- _Selected excerpt_
In any case, I do not exclude the possibility that there are other such evaluative properties and corresponding emotional reactions for which no corresponding, more determinate NEPs can be found. How many such SEPs there are in fact, and whether they are more rampant when we move closer to the aesthetic and/or gustatory realms of evaluation must be left to the piecemeal analysis of the relevant normative practices. However, even if there are more such SEPs (for which no more determinate NEPs can be made out), the indeterminacy thesis would pose a serious challenge to sentimentalism if indeed there are sufficient number of NEPs playing a central role in normative ethics (and aesthetics), which is the case as I argue above.

It bears repeating that none of this should be taken to entail that the evaluative properties picked out by emotions would be wholly undefinable or completely useless,Footnote 29 but it does imply that the generality and lack of precision of the concepts of such properties significantly restrict the importance of these properties in our evaluative practices. Most importantly, this finding casts doubt on the central ambition of the sentimentalist program, which is to provide emotion-based definitions of the key evaluative and moral properties in our everyday normative practices. No doubt the evaluative properties picked out by our emotions can adequately serve some of our theoretical and practical purposes. In some cases, all that matters is whether an action is resentment-worthySEP or an object fearsomeSEP, and we do not care whether the action is blameworthyNEP or the object dangerousNEP. However, it seems to follow from the indeterminacy thesis that when we want to rely on more precise evaluative properties, we cannot invoke our emotions and have to rely on non-affective criteria.

- _Entries provided_

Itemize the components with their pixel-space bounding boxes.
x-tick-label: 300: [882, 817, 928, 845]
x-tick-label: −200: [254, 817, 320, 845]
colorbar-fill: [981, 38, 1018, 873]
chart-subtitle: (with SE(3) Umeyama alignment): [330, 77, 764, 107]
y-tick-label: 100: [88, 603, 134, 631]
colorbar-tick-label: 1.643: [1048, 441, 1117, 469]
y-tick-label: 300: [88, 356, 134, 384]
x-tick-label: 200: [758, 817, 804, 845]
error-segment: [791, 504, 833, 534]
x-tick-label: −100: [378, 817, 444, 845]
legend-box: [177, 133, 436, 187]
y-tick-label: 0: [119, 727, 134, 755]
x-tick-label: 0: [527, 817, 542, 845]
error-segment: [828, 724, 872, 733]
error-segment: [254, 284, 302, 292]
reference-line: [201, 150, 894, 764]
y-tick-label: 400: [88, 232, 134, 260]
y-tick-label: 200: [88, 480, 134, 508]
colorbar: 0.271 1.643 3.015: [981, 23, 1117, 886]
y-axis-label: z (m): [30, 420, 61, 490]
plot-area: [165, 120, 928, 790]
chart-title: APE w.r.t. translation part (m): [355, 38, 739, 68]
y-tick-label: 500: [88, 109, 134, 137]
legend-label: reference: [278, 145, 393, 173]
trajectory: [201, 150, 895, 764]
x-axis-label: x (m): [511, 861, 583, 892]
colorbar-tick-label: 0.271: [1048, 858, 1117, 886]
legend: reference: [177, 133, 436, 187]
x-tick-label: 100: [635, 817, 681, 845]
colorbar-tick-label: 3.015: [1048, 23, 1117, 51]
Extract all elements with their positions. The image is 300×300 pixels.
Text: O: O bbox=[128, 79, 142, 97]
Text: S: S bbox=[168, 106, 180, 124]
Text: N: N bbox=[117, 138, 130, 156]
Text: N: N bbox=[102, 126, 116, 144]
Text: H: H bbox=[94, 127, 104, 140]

- _Task statement_
Print the passage on sentimentalism above word for word, from "In any case, I" to "I argue above.".

- _Final answer_
In any case, I do not exclude the possibility that there are other such evaluative properties and corresponding emotional reactions for which no corresponding, more determinate NEPs can be found. How many such SEPs there are in fact, and whether they are more rampant when we move closer to the aesthetic and/or gustatory realms of evaluation must be left to the piecemeal analysis of the relevant normative practices. However, even if there are more such SEPs (for which no more determinate NEPs can be made out), the indeterminacy thesis would pose a serious challenge to sentimentalism if indeed there are sufficient number of NEPs playing a central role in normative ethics (and aesthetics), which is the case as I argue above.